**TASK TO CARRY OUT**
Translate this sentence from the box office report into Spanish: "The film earned a B-plus CinemaScore and dismal reviews with a 27% 'rotten' rating on Rotten Tomatoes."

**SELECTED EXCERPT**
At No. 8, Warner Bros.' "Godzilla: King of the Monsters" added $3.7 million in its fourth weekend for a cumulative $102.3 million.

In ninth place, Fox's "Dark Phoenix" added $3.6 million in its third weekend, a 62% drop, for a cumulative $60.1 million.

Warner Bros.' "Shaft" finished 10th, adding $3.5 million in its second weekend, a 60% drop, for a cumulative $16 million.

The final new wide release of the weekend, Lionsgate and Summit's "Anna" opened outside the top 10, earning $3.5 million, in line with analyst predictions of $5 million or less.

The female-led action thriller, starring Sasha Luss, Luke Evans, Cillian Murphy and Helen Mirren, was shrouded in controversy after an actress accused its director, Luc Besson, of rape in 2018. The case was eventually dropped because of a lack of evidence.

The film earned a B-plus CinemaScore and dismal reviews with a 27% "rotten" rating on Rotten Tomatoes.

In limited release, Neon opened "Wild Rose" in four locations with $56,183 for a per-screen average of $14,046.

[Dataset items]
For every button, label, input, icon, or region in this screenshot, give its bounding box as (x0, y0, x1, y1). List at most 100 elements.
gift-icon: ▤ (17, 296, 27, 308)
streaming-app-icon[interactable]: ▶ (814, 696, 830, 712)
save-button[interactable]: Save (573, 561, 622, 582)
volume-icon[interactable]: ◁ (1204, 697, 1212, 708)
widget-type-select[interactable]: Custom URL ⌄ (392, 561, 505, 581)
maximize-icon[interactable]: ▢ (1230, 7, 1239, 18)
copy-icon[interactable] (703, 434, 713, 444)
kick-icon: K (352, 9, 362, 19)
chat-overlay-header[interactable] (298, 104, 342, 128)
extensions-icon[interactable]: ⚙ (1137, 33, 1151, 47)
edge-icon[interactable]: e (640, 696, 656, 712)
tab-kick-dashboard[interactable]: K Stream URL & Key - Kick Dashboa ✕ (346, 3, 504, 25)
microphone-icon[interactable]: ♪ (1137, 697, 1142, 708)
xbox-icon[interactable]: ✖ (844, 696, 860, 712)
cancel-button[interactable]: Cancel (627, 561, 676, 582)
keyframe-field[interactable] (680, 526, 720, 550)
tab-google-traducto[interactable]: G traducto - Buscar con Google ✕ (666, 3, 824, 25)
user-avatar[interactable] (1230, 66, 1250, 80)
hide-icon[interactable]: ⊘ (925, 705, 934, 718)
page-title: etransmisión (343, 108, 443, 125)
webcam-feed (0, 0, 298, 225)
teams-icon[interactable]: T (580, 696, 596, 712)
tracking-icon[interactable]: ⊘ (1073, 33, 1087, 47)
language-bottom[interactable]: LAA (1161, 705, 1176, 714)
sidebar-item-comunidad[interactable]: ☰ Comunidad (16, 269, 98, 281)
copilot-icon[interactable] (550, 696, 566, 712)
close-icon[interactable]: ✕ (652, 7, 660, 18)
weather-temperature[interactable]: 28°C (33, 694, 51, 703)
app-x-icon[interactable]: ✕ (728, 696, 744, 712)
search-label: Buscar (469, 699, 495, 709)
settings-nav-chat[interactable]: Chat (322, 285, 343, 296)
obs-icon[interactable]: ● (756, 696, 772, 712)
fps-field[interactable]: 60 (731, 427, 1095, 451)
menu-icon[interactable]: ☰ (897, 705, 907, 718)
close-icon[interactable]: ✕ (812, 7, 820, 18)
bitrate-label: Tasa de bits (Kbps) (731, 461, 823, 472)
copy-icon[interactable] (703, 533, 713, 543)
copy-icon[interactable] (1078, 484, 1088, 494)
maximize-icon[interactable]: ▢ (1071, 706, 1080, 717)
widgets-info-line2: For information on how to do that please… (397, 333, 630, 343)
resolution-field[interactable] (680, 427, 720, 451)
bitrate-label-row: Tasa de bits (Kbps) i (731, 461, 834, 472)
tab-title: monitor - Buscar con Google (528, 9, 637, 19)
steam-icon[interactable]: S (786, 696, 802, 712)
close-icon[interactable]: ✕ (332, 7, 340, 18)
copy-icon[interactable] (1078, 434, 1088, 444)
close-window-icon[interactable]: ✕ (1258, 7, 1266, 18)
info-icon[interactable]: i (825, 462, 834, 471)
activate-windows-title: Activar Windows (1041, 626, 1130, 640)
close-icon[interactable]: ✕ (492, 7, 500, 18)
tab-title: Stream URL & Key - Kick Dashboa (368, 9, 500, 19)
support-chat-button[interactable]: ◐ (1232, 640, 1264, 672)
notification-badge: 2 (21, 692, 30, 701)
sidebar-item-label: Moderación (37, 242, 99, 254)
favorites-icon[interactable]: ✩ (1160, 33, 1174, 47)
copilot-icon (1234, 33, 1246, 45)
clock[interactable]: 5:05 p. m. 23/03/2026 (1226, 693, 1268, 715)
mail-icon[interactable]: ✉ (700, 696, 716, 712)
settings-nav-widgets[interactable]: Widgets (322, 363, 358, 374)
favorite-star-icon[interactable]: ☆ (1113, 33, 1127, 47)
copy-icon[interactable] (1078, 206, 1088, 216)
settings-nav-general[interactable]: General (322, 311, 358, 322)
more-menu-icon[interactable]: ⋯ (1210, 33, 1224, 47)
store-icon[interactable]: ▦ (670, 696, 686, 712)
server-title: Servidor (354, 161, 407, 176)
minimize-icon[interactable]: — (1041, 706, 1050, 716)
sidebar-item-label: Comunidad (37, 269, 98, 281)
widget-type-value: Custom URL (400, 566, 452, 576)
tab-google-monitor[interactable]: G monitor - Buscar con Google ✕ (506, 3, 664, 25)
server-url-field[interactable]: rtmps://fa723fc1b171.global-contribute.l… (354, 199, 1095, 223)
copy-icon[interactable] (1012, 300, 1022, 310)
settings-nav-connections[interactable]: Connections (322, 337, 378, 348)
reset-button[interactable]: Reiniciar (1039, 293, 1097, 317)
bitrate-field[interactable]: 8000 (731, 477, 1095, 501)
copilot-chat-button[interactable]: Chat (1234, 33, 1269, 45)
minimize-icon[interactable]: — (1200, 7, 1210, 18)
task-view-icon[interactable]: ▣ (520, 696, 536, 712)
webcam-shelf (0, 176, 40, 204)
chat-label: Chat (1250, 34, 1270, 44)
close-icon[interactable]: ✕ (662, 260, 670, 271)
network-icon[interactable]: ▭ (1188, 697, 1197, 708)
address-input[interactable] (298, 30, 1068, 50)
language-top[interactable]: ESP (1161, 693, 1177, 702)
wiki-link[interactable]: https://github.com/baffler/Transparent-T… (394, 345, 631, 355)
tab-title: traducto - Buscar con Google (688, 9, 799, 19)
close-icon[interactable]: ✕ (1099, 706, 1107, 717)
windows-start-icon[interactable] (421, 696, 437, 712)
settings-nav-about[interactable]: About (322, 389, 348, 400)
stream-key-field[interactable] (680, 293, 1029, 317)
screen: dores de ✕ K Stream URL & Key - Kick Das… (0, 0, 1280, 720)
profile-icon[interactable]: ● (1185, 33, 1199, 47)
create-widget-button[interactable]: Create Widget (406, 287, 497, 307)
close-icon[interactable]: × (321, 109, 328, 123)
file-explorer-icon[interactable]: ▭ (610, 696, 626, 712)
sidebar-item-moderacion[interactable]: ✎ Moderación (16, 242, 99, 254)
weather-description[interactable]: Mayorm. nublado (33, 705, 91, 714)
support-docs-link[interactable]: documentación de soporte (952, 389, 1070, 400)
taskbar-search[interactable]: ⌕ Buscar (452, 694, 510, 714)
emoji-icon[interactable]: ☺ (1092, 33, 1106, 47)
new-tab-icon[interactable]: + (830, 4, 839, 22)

**WRITTEN ANSWER**
La película obtuvo una calificación de B+ en CinemaScore y críticas pésimas, con un 27 % de valoración «podrida» en Rotten Tomatoes.